Energy-Related Metabolites during and after Induced Myocardial Ischemia and Retroperfusion of the Coronary Sinus : An Experimental Study in the Pig with the Microdialysis Technique and Extracorporeal Circulation

Abstract: In the clinical setting great efforts have been made with contradictory results to operate upon acutely myocardial ischemic patients. The reasons for the absence of unambiguous results are not well understood nor are they scientifically explored. An experimental model was designed to mimic acute myocardial ischemia followed by extracorporeal circulation and reperfusion. This was accomplished with and without retroperfusion of the coronary sinus (RCS) during the period of vascular occlusion. Myocardial energy-related metabolites were monitored in open-chest pigs by microdialysis. The relationships between adenosine, taurine and nucleoside transport inhibition in ischemic myocardium are highlighted separately.Myocardial area at risk and infarct size were quantified.The principal finding with this experimental setup was a biphasic release pattern of lactate, adenosine, taurine, inosine, hypoxanthine and guanosine from ischemic myocardium. Of special interest was the unexpected finding of increased level of pyruvate in microdialysates of also non-ischemic myocardium. We have observed a preferentially anaerobic energy metabolism in potentially ischemic myocardium during continuous and pulsatile RCS, despite the alleviated effect of RCS as regards infarct size limitation.We found disturbances in energy-metabolism (studies without RCS) most probably due to a compromised function of the pyruvate dehydrogenase complex not only in ischemic but also in non-ischemic tissue during reperfusion. Even in presence of oxygen (studies with RCS-assist) the pattern of an aerobic production of lactate was obvious. We conclude that prolonged (60 min) anaerobic energy metabolism does not pose an immediate threat to cell viability but could even sustain myocyte survival. The overall net result of our studies on taurine transport suggests that taurine may represent an energy store of myocytes. This should be understood as a chemical intracellular gradient of taurine as a result of already performed osmotic work. This energy store could be exploited for Ca2+ extrusion to counteract Ca2+ overload and should be regarded as an equivalent to the high energy store of phosphocreatine.

## SOURCE MATERIAL

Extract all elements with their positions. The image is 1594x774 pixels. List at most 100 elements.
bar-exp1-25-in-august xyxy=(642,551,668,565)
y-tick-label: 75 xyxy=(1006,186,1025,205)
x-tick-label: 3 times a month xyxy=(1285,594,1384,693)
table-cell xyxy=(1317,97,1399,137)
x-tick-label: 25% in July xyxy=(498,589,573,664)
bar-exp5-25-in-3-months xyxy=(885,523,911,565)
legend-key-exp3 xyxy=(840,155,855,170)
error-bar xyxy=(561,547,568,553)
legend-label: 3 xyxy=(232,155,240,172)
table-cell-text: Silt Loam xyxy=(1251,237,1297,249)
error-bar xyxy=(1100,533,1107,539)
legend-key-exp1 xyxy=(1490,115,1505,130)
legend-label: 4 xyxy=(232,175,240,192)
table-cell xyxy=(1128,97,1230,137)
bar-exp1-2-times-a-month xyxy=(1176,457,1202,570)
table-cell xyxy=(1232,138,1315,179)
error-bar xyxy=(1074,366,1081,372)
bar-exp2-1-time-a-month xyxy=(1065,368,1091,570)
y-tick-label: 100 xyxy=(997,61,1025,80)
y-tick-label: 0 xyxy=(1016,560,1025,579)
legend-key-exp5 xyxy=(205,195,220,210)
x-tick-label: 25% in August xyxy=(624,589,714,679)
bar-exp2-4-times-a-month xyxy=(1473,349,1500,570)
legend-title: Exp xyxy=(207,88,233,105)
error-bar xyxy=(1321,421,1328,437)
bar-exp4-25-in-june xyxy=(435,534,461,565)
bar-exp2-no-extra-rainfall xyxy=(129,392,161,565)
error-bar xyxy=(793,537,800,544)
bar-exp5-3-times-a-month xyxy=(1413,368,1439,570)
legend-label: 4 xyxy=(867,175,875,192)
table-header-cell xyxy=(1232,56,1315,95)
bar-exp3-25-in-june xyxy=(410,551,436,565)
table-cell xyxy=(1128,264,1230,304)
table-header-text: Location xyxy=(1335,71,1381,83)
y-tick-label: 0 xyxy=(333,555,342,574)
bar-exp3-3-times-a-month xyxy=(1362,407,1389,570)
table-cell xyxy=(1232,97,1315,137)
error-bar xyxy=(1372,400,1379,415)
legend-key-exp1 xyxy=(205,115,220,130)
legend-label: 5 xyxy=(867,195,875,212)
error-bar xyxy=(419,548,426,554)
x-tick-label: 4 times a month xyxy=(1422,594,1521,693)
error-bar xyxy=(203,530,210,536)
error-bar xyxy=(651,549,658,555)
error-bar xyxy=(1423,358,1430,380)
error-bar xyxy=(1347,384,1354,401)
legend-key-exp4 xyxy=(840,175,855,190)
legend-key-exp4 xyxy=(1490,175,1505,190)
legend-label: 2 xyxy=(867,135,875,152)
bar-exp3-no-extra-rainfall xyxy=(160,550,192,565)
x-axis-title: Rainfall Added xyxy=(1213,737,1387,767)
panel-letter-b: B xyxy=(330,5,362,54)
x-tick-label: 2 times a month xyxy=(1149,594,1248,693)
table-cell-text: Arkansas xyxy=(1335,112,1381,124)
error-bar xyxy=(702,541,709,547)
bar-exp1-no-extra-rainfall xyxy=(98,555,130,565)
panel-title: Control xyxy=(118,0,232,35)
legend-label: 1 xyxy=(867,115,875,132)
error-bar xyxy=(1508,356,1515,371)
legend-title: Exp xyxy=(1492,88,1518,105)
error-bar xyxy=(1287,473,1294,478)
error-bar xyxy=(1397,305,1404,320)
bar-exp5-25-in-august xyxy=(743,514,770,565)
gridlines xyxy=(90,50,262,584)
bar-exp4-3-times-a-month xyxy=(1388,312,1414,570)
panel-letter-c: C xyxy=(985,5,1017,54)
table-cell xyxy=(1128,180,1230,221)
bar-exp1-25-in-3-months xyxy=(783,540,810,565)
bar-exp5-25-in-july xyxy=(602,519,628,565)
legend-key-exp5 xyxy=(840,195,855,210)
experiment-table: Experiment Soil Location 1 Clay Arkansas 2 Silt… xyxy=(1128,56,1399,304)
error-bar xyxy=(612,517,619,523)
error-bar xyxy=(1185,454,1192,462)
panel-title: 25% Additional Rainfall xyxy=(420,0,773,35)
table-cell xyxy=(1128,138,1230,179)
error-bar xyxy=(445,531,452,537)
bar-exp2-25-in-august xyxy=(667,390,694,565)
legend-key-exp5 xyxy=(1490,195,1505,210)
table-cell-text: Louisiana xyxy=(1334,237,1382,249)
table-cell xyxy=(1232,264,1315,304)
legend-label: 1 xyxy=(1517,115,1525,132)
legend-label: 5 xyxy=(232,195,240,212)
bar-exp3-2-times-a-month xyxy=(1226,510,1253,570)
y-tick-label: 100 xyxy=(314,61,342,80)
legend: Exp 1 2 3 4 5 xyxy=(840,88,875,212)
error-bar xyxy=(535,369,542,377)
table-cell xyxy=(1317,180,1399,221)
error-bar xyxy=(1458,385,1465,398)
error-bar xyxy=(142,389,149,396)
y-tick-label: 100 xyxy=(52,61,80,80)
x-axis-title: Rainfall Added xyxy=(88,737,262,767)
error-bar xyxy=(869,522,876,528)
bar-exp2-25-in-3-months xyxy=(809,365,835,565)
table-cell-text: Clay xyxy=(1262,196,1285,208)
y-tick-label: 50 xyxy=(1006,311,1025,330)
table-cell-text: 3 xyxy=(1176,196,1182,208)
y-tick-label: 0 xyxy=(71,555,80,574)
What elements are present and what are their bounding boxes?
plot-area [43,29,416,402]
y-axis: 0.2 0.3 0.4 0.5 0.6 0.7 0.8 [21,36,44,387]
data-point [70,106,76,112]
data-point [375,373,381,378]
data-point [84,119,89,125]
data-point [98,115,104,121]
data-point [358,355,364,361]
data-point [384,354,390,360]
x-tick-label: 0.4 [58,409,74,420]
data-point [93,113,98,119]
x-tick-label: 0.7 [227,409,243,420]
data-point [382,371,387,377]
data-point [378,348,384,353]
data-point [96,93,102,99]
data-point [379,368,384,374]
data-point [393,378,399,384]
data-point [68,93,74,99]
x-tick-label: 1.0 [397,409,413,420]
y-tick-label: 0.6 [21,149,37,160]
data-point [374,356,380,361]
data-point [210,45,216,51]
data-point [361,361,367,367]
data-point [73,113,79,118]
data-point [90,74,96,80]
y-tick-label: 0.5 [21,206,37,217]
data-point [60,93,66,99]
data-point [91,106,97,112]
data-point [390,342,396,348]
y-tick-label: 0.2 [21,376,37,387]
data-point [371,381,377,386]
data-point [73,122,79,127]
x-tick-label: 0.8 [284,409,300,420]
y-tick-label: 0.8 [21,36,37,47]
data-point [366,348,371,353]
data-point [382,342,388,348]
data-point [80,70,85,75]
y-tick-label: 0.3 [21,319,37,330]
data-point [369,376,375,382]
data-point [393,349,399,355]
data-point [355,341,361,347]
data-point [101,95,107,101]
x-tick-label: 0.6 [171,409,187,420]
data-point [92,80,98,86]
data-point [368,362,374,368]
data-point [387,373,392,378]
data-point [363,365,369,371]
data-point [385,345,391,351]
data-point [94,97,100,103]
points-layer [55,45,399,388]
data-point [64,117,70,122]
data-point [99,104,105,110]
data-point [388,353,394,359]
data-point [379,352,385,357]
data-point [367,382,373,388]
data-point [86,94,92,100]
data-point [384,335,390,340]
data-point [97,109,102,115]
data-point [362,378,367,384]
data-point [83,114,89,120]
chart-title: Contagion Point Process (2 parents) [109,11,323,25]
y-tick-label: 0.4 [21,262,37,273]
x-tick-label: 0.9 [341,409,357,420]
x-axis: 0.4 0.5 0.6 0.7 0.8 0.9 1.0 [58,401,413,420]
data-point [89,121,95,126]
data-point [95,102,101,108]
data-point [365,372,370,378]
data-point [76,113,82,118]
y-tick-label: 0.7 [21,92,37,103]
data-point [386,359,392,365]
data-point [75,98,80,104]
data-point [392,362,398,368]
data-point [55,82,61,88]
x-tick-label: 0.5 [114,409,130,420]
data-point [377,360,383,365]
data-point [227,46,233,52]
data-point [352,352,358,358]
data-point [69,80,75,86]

## REQUIRED ACTION
List every metabolite that the abstract on myocardial ischemia in pigs names as showing a biphasic release pattern from ischemic myocardium. The records are separate material, unrelated to the abstract.

## TASK OUTPUT
Lactate, adenosine, taurine, inosine, hypoxanthine, guanosine